● What you are asked to do: Repeat the lines that follow, leaving nothing out.

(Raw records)

┄┄┄┄┄┄┄┄┄┄┄┄┄┄┄┄┄┄┄┄

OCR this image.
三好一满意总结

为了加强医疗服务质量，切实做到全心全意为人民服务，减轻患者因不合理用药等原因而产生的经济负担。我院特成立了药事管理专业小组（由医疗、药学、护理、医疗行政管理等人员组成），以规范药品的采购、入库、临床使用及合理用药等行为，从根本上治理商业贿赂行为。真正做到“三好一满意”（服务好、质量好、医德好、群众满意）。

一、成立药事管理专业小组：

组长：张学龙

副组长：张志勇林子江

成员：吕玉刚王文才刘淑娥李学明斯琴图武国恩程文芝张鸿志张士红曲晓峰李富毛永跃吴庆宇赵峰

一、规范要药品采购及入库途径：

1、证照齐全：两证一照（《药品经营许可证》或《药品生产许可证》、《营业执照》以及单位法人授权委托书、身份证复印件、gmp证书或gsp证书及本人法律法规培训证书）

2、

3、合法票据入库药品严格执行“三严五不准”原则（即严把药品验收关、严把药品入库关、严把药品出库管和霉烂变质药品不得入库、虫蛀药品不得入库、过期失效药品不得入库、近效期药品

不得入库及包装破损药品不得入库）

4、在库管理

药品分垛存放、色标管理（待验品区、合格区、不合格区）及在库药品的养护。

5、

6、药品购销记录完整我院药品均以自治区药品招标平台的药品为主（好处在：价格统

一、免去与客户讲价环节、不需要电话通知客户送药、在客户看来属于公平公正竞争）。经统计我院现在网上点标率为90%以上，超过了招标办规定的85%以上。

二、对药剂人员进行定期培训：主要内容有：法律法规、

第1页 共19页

┄┄┄┄┄┄┄┄┄┄┄┄┄┄┄┄┄┄┄┄

● Result:
OCR this image.
三好一满意总结

为了加强医疗服务质量，切实做到全心全意为人民服务，减轻患者因不合理用药等原因而产生的经济负担。我院特成立了药事管理专业小组（由医疗、药学、护理、医疗行政管理等人员组成），以规范药品的采购、入库、临床使用及合理用药等行为，从根本上治理商业贿赂行为。真正做到“三好一满意”（服务好、质量好、医德好、群众满意）。

一、成立药事管理专业小组：

组长：张学龙

副组长：张志勇林子江

成员：吕玉刚王文才刘淑娥李学明斯琴图武国恩程文芝张鸿志张士红曲晓峰李富毛永跃吴庆宇赵峰

一、规范要药品采购及入库途径：

1、证照齐全：两证一照（《药品经营许可证》或《药品生产许可证》、《营业执照》以及单位法人授权委托书、身份证复印件、gmp证书或gsp证书及本人法律法规培训证书）

2、

3、合法票据入库药品严格执行“三严五不准”原则（即严把药品验收关、严把药品入库关、严把药品出库管和霉烂变质药品不得入库、虫蛀药品不得入库、过期失效药品不得入库、近效期药品

不得入库及包装破损药品不得入库）

4、在库管理

药品分垛存放、色标管理（待验品区、合格区、不合格区）及在库药品的养护。

5、

6、药品购销记录完整我院药品均以自治区药品招标平台的药品为主（好处在：价格统

一、免去与客户讲价环节、不需要电话通知客户送药、在客户看来属于公平公正竞争）。经统计我院现在网上点标率为90%以上，超过了招标办规定的85%以上。

二、对药剂人员进行定期培训：主要内容有：法律法规、

第1页 共19页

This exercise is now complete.